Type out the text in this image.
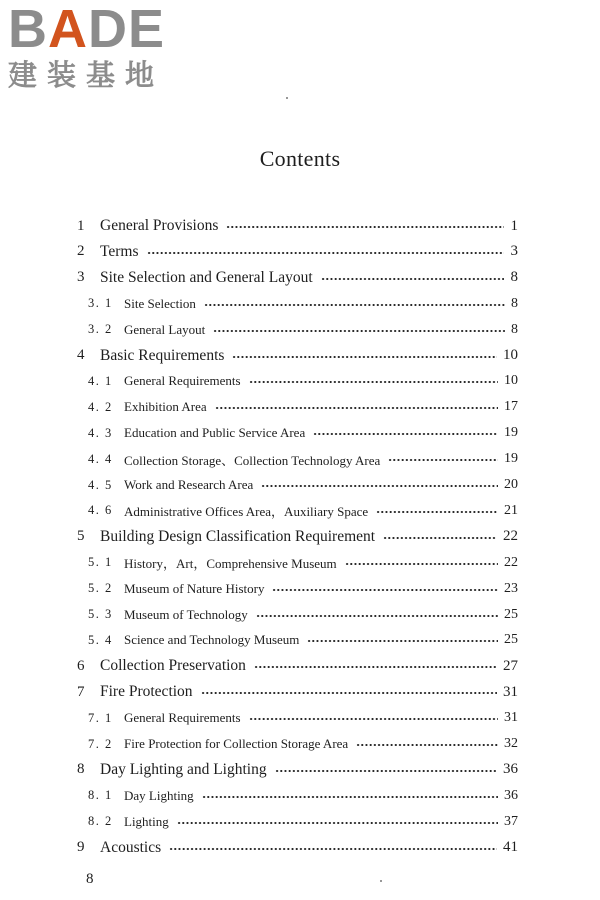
B A DE
建装基地
Contents
1 General Provisions	1
2 Terms	3
3 Site Selection and General Layout	8
3. 1 Site Selection	8
3. 2 General Layout	8
4 Basic Requirements	10
4. 1 General Requirements	10
4. 2 Exhibition Area	17
4. 3 Education and Public Service Area	19
4. 4 Collection Storage、Collection Technology Area	19
4. 5 Work and Research Area	20
4. 6 Administrative Offices Area，Auxiliary Space	21
5 Building Design Classification Requirement	22
5. 1 History，Art，Comprehensive Museum	22
5. 2 Museum of Nature History	23
5. 3 Museum of Technology	25
5. 4 Science and Technology Museum	25
6 Collection Preservation	27
7 Fire Protection	31
7. 1 General Requirements	31
7. 2 Fire Protection for Collection Storage Area	32
8 Day Lighting and Lighting	36
8. 1 Day Lighting	36
8. 2 Lighting	37
9 Acoustics	41
8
================
### Written exercise
Return the listing above unchanged, apart from dropping its pictures.

### Result of the task
Type out the text in this image.
B A DE
建装基地
Contents
1 General Provisions	1
2 Terms	3
3 Site Selection and General Layout	8
3. 1 Site Selection	8
3. 2 General Layout	8
4 Basic Requirements	10
4. 1 General Requirements	10
4. 2 Exhibition Area	17
4. 3 Education and Public Service Area	19
4. 4 Collection Storage、Collection Technology Area	19
4. 5 Work and Research Area	20
4. 6 Administrative Offices Area，Auxiliary Space	21
5 Building Design Classification Requirement	22
5. 1 History，Art，Comprehensive Museum	22
5. 2 Museum of Nature History	23
5. 3 Museum of Technology	25
5. 4 Science and Technology Museum	25
6 Collection Preservation	27
7 Fire Protection	31
7. 1 General Requirements	31
7. 2 Fire Protection for Collection Storage Area	32
8 Day Lighting and Lighting	36
8. 1 Day Lighting	36
8. 2 Lighting	37
9 Acoustics	41
8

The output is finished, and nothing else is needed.